Сейчас я перейду к моему второму примеру, поднимающему ту же проблему. Незамужняя женщина, уже немолодая, с пубертатного периода была отрезана от жизни неспособностью ходить из-за сильных болей в ногах. Ее состояние было явно истерическим по происхождению, и оно не поддавалось ни одному из многочисленных видов лечения. Анализ, длившийся 3/4 года, устранил недуг и вернул пациентке, приятной и достойной женщине, право участвовать в жизни. После выздоровления ей постоянно не везло. Это были раздоры в семье, финансовые потери, кроме того, с возрастом она потеряла всякую надежду найти счастье и выйти замуж. Но, несмотря на инвалидность в прошлом, она доблестно противостояла всему и была поддержкой для семьи в трудные времена. Не помню точно, через двенадцать или четырнадцать лет после окончания анализа она должна была пройти гинекологическое обследование из-за кровотечений. У нее была обнаружена миома и рекомендовано удаление матки. После этой операции женщина снова заболела. Она влюбилась в своего хирурга, витала в мазохистских фантазиях о страшных изменениях внутри ее тела – фантазиях, которыми она маскировала свой роман, – и была недоступна для новой попытки анализа. Она осталась ненормальной до конца своей жизни. Аналитическое лечение имело место так давно, что мы не можем ожидать от него слишком многого; это было в первые годы моей работы как аналитика. Несомненно, повторная болезнь исходила из того же самого источника, что и первая, которая была успешно преодолена: это могло быть иным проявлением тех же самых вытесненных импульсов, которые анализ не разрешил до конца. Но я склонен думать, что если бы не новая травма, то не было бы и нового приступа невроза.

Эти два примера, специально выбранные из большого количества похожих, призваны начать обсуждение рассматриваемых нами вопросов. Скептик, оптимист и амбициозный человек могли бы смотреть на это по-разному. Первый сказал бы, что это доказывает, что долгое успешное аналитическое лечение не защищает пациента, который был тогда вылечен, от заболевания затем другим неврозом или даже неврозом, имеющим те же самые инстинктивные корни, – иначе говоря, от повторения прежней болезни. Другие сказали бы, что это не так. Они бы возразили, что эти два примера датированы начальным периодом психоанализа, двадцать и тридцать лет назад соответственно; что с тех пор мы приобрели более глубокое понимание и более обширные знания, и что наша техника изменилась в соответствии с нашими новыми открытиями. Сегодня, сказали бы они, мы можем требовать и ожидать, что аналитическое лечение окажется окончательным, или, по крайней мере, если пациент заболеет снова, его новая болезнь не будет оживлением прежних инстинктивных нарушений, проявившихся в новой форме. Наш опыт, продолжили бы они, не обязывает нас так искусственно ограничивать требования, которые мы можем предъявлять к терапевтическим методам.
===
• Задание
Ответьте на вопросы по отрывку:
(a) Сколько длился анализ у пациентки из второго примера?
(b) Что у нее обнаружили при гинекологическом обследовании?
(c) Сколько лет назад, по словам возражающих, были получены эти два примера?
===
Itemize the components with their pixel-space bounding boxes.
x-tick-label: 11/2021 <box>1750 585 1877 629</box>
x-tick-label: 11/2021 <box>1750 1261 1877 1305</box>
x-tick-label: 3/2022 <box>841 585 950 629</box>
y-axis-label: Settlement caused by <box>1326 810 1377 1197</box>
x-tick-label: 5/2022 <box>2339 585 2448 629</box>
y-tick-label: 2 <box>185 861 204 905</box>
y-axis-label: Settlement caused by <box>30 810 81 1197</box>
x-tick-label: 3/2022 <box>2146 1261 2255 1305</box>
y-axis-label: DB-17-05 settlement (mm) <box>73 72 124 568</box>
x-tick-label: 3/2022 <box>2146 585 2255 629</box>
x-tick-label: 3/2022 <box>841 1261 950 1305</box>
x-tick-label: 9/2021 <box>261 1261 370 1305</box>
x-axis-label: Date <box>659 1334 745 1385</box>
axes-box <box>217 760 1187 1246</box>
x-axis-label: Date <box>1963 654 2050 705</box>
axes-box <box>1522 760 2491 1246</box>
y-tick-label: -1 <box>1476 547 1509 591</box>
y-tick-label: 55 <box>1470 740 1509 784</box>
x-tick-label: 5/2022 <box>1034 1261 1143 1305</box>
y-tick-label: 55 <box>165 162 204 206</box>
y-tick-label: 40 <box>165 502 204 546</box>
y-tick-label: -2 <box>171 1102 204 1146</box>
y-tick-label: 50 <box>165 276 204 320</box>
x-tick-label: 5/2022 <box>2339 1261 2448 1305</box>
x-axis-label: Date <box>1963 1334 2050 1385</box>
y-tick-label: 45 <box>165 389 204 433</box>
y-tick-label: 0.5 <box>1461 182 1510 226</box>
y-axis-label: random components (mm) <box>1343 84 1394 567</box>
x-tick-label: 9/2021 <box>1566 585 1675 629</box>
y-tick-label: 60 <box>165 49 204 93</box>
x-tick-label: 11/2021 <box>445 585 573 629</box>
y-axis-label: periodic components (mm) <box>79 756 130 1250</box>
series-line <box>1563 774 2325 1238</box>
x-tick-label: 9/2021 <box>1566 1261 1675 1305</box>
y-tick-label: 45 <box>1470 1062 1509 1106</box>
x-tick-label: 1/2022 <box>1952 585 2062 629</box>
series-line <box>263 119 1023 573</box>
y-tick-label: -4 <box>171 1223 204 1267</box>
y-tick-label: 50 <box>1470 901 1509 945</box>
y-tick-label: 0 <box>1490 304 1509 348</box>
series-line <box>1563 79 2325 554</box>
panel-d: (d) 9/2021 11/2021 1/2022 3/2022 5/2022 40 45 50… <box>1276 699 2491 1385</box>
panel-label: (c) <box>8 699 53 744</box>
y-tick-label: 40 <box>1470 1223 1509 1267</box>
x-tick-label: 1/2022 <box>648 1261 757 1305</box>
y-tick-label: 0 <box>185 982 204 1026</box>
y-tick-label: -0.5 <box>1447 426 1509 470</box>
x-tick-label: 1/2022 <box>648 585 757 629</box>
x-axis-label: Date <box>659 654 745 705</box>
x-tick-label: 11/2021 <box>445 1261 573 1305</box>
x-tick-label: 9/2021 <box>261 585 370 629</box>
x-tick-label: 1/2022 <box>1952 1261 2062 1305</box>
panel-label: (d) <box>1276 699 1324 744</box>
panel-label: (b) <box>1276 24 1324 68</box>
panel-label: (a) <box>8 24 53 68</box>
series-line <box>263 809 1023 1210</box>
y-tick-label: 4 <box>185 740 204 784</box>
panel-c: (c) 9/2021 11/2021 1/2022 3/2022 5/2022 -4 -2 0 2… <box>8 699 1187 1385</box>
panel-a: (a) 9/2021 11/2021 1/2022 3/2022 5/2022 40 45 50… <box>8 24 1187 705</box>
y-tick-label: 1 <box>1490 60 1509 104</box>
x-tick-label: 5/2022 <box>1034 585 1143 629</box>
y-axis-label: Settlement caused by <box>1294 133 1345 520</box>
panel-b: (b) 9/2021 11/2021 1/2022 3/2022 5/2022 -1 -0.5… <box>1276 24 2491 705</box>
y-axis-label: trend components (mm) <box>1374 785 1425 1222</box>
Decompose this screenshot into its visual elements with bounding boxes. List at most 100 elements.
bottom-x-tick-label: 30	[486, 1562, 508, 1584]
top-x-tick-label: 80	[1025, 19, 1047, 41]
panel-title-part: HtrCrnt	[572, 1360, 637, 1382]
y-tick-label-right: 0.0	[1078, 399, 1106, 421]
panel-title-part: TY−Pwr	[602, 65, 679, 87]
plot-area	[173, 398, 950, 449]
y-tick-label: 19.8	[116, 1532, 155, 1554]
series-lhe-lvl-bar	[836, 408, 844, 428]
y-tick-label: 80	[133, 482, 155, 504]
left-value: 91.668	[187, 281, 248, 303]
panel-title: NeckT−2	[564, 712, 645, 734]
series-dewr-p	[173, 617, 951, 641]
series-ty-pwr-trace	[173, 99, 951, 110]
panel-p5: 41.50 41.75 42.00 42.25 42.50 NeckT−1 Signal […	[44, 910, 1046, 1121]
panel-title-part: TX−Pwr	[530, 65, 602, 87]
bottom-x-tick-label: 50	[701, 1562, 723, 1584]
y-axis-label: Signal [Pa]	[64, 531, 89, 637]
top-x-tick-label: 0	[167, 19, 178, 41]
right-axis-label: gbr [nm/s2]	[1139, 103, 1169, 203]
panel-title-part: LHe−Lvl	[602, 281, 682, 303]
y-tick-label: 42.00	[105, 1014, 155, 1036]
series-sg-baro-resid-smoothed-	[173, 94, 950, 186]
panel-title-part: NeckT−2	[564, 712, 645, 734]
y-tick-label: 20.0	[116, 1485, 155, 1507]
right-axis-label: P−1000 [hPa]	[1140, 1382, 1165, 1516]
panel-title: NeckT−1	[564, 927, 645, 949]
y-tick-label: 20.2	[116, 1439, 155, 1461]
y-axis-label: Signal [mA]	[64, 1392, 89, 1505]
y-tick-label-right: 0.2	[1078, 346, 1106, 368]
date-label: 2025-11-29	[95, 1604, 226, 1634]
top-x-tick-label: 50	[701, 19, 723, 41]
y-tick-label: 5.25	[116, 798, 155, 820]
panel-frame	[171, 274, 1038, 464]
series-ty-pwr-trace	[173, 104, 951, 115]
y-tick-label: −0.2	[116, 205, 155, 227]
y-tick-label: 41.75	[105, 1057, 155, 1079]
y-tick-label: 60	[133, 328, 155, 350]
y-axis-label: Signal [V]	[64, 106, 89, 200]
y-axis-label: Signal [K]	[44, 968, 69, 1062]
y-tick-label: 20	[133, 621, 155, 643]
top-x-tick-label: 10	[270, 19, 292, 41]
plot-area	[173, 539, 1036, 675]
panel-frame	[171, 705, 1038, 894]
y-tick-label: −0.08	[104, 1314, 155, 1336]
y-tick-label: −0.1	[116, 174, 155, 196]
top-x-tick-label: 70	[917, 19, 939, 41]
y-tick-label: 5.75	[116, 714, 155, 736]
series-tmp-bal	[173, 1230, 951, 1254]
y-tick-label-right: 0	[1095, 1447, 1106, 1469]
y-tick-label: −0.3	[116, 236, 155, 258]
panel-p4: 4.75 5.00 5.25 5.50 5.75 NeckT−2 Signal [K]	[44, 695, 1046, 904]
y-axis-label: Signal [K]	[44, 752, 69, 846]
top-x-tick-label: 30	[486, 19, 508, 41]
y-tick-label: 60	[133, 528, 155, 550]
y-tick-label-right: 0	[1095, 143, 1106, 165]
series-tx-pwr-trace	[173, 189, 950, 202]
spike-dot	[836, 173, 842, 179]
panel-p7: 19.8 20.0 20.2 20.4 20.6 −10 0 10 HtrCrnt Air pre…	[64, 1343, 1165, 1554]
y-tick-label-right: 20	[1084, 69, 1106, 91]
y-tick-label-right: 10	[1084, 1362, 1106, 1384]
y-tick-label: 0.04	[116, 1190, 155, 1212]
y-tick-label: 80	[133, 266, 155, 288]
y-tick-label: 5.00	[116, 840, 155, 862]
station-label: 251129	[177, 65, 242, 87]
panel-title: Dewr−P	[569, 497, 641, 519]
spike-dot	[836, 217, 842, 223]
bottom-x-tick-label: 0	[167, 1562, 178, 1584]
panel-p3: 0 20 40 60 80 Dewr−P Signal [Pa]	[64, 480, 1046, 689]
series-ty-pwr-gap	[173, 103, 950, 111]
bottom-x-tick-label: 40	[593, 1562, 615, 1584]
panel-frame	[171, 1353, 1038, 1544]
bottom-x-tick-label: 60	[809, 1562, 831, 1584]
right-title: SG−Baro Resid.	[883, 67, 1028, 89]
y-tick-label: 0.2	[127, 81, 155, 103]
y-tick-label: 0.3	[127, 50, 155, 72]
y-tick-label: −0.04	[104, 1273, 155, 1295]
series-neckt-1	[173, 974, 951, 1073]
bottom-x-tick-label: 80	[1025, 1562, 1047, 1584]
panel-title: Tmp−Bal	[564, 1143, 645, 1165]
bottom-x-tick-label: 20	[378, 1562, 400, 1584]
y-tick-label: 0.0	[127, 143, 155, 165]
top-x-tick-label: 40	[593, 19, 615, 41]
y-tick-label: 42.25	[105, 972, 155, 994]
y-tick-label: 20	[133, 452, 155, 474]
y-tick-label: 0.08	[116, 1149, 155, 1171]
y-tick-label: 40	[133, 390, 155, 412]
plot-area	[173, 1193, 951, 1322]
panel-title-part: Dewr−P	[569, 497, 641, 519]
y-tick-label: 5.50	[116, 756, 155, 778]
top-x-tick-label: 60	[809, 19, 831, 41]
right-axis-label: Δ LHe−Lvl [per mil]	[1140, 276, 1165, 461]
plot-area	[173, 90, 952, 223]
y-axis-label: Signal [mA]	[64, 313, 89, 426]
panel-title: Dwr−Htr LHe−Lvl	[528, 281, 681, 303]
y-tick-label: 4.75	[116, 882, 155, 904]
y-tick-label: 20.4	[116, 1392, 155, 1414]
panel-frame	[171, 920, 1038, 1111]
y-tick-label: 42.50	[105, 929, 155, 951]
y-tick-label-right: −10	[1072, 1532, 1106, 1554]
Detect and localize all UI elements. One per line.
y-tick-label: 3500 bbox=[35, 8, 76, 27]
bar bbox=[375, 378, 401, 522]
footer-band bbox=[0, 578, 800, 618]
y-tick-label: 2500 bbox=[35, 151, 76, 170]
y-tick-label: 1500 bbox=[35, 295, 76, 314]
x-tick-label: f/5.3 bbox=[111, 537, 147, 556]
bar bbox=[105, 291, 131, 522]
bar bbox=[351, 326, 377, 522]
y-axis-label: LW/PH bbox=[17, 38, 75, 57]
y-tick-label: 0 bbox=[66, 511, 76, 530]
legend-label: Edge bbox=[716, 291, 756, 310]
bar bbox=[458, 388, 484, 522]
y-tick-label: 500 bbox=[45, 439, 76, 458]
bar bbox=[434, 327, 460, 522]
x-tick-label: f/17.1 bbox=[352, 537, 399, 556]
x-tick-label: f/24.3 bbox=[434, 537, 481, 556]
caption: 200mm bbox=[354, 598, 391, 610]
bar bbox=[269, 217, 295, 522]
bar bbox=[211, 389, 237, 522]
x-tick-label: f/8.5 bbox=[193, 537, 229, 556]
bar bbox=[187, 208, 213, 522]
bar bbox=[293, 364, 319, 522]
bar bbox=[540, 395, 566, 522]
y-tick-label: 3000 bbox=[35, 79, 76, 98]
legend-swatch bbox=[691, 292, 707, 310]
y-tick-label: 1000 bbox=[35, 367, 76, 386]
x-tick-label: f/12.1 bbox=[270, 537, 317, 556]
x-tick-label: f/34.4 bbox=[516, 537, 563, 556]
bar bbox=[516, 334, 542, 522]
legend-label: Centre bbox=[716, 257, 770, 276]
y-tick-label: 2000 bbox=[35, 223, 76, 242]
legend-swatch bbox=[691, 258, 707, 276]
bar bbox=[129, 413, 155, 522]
===
• Ответ
(a) Три четверти года.
(b) Миому.
(c) Двадцать и тридцать лет назад соответственно.